A block of data
* start *

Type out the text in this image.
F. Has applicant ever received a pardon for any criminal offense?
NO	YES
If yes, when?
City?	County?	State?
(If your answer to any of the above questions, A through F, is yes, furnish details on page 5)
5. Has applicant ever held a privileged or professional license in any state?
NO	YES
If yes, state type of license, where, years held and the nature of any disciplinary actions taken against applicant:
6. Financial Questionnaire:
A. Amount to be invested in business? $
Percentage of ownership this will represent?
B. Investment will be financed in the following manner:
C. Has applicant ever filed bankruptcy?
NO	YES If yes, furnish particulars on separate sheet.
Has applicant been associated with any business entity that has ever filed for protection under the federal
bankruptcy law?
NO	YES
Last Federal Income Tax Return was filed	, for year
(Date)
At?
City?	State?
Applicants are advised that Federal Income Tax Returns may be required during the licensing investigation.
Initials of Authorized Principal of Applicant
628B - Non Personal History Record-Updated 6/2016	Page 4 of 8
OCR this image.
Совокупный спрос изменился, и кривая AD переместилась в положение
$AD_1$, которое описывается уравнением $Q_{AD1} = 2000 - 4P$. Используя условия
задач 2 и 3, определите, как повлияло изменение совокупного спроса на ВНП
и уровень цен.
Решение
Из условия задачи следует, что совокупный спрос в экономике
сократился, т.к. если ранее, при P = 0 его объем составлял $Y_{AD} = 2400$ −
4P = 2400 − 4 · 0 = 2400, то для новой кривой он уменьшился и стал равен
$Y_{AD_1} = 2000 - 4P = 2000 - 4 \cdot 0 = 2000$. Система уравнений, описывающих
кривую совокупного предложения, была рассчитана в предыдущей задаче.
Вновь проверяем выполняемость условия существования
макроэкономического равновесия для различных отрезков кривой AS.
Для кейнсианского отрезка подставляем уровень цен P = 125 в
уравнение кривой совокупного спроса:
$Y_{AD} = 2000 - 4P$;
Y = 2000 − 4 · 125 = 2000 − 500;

* end *

## Directions for this task
Take the lines from the one containing "OCR this image." to the last line of the material above and write them out exactly.

## Output for this task
OCR this image.
Совокупный спрос изменился, и кривая AD переместилась в положение
$AD_1$, которое описывается уравнением $Q_{AD1} = 2000 - 4P$. Используя условия
задач 2 и 3, определите, как повлияло изменение совокупного спроса на ВНП
и уровень цен.
Решение
Из условия задачи следует, что совокупный спрос в экономике
сократился, т.к. если ранее, при P = 0 его объем составлял $Y_{AD} = 2400$ −
4P = 2400 − 4 · 0 = 2400, то для новой кривой он уменьшился и стал равен
$Y_{AD_1} = 2000 - 4P = 2000 - 4 \cdot 0 = 2000$. Система уравнений, описывающих
кривую совокупного предложения, была рассчитана в предыдущей задаче.
Вновь проверяем выполняемость условия существования
макроэкономического равновесия для различных отрезков кривой AS.
Для кейнсианского отрезка подставляем уровень цен P = 125 в
уравнение кривой совокупного спроса:
$Y_{AD} = 2000 - 4P$;
Y = 2000 − 4 · 125 = 2000 − 500;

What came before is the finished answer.